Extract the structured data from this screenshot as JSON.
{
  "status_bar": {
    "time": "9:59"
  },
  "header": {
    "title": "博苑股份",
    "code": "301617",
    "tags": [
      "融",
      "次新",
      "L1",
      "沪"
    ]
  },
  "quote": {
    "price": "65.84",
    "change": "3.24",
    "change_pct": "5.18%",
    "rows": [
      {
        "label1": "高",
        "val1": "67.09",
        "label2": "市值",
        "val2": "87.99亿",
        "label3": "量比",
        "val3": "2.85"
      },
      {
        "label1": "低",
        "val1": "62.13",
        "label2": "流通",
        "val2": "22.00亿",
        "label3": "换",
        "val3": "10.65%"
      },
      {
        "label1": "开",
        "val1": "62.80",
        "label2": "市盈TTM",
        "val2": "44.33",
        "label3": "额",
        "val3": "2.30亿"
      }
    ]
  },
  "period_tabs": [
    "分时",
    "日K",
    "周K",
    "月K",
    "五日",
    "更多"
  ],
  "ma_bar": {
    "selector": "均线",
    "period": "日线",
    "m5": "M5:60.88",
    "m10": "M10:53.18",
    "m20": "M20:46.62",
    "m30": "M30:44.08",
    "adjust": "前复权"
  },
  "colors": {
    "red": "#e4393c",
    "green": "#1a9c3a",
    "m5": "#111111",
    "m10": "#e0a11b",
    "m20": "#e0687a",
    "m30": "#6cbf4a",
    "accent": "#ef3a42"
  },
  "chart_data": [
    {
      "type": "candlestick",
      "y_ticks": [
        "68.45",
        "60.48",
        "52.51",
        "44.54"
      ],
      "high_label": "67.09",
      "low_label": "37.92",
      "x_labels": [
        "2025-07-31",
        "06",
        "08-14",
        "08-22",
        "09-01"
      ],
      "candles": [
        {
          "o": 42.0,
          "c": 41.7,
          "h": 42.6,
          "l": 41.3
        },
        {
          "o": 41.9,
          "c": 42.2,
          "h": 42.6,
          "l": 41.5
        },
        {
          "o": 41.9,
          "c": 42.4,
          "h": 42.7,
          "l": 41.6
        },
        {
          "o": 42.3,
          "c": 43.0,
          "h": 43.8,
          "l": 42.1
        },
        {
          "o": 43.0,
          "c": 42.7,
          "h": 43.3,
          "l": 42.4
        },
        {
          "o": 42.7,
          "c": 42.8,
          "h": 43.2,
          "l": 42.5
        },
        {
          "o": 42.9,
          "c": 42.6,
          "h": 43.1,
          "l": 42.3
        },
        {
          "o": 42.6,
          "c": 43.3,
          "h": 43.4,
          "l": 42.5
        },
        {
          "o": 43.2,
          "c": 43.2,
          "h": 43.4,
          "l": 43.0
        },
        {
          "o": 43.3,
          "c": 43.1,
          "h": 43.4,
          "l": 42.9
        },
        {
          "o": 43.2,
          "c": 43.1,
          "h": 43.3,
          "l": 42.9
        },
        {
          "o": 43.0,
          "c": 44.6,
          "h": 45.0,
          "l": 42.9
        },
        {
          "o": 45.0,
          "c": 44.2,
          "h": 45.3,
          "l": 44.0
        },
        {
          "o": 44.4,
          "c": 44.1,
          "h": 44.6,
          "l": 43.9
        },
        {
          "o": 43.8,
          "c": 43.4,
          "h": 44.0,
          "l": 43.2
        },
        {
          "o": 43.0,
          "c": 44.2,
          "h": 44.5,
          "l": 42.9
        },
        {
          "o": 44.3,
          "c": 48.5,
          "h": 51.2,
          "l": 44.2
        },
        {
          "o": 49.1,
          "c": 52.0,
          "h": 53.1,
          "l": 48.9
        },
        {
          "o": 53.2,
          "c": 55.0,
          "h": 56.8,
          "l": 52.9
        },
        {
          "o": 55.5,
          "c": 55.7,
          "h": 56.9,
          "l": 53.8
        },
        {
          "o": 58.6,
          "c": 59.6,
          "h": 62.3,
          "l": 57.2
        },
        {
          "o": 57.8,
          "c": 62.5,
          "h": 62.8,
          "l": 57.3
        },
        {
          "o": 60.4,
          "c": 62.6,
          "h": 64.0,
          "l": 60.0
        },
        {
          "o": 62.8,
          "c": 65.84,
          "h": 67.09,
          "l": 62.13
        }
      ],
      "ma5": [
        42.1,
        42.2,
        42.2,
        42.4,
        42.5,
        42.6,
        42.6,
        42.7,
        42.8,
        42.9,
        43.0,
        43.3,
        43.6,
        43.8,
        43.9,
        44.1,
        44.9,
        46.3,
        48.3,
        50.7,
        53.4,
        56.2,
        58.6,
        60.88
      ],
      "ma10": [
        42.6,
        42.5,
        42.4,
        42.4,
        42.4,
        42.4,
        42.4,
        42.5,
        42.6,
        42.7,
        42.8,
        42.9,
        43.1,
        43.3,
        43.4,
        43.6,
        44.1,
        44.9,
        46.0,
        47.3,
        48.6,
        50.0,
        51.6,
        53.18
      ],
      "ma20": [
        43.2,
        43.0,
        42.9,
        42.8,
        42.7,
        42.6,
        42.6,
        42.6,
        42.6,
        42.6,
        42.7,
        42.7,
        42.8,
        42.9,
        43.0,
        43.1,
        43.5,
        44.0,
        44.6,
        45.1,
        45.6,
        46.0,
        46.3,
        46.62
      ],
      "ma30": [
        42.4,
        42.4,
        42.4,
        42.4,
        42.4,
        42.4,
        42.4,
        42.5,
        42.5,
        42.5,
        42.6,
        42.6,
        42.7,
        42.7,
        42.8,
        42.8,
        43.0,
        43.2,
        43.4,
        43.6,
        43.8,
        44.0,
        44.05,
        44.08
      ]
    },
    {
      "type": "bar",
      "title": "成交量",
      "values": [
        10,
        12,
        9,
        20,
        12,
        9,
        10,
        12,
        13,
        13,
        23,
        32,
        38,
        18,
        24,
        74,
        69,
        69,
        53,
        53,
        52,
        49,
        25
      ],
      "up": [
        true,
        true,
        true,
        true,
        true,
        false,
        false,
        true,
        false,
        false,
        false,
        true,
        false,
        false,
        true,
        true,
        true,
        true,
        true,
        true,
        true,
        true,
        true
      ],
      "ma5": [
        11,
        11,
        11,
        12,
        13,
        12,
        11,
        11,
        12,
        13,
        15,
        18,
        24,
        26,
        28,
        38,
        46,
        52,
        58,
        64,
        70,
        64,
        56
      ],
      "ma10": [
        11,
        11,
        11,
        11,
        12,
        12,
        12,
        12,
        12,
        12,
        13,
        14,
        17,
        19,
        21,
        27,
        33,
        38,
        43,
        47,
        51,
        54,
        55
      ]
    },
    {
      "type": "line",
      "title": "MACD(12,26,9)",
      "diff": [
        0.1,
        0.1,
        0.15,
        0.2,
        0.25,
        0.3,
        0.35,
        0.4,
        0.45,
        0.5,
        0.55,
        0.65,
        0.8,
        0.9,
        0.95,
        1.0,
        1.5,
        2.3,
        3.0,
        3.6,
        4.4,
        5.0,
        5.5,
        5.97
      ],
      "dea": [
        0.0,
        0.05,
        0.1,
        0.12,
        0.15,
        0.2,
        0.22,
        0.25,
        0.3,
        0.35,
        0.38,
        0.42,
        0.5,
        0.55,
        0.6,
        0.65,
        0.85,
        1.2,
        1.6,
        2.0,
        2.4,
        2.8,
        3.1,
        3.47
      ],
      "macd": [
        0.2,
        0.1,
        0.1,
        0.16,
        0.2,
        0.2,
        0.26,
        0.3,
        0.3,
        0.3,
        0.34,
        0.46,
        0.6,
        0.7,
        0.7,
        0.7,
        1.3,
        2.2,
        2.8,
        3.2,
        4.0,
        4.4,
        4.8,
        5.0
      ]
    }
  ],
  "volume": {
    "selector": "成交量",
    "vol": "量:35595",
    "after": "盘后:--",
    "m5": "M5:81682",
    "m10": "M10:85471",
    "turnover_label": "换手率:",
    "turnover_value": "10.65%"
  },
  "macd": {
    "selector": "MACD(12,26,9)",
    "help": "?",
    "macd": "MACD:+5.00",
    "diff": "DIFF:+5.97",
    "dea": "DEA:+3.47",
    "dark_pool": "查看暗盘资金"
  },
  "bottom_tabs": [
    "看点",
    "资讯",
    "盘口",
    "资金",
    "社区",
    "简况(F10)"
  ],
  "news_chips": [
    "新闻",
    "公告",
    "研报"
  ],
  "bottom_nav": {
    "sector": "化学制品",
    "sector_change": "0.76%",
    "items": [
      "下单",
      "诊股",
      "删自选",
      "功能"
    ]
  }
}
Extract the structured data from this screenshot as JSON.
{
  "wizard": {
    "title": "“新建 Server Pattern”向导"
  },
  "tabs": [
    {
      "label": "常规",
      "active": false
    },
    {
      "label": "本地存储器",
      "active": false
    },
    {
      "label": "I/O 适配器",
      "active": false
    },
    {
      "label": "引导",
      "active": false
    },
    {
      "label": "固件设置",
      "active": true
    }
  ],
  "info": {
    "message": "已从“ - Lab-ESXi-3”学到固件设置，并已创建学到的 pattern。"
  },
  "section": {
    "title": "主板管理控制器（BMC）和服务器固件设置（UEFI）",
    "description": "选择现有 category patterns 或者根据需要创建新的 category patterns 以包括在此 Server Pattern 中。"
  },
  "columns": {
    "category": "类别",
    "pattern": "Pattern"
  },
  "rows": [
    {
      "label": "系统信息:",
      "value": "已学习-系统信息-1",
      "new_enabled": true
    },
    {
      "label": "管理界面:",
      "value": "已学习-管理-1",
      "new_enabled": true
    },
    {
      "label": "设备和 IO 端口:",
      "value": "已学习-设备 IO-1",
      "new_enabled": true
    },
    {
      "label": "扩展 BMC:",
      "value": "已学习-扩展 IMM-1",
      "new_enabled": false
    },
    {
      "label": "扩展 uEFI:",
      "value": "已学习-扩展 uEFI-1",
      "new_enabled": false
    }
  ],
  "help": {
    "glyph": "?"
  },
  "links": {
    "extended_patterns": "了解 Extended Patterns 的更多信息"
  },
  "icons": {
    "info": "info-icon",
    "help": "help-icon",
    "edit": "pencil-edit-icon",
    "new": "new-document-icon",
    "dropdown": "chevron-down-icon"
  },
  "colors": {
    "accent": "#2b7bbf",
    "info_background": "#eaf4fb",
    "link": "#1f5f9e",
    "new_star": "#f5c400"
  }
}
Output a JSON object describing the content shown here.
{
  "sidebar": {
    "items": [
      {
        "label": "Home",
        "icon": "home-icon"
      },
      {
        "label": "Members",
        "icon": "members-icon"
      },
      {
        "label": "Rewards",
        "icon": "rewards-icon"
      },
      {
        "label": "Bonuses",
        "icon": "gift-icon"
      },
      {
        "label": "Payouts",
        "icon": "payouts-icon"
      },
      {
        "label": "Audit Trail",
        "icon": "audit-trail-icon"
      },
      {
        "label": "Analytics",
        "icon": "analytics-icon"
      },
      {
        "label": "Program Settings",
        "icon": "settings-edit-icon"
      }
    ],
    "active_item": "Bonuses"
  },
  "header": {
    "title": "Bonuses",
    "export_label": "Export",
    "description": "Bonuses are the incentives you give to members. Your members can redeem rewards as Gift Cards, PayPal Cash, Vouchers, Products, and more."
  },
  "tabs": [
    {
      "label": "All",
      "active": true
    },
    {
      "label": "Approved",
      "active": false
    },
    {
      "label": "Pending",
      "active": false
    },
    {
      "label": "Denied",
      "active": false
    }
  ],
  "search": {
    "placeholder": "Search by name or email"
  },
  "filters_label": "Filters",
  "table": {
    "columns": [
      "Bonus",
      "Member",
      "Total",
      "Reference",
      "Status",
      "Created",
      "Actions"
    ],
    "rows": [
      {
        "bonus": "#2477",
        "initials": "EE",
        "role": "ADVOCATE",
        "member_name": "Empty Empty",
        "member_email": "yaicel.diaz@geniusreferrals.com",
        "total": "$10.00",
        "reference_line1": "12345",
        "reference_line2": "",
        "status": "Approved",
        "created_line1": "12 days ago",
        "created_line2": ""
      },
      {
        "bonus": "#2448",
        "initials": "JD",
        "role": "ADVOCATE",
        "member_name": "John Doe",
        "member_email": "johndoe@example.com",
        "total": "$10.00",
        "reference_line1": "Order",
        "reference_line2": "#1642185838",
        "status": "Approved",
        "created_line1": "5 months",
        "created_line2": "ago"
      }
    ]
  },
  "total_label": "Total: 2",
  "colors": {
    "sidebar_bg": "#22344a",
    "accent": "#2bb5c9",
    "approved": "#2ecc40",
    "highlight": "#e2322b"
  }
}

+ + + + +

TASK REQUIREMENTS: Look through the entries above and report each line where the string "edit" occurs.

FULL SOLUTION:
    "edit": "pencil-edit-icon",
        "icon": "settings-edit-icon"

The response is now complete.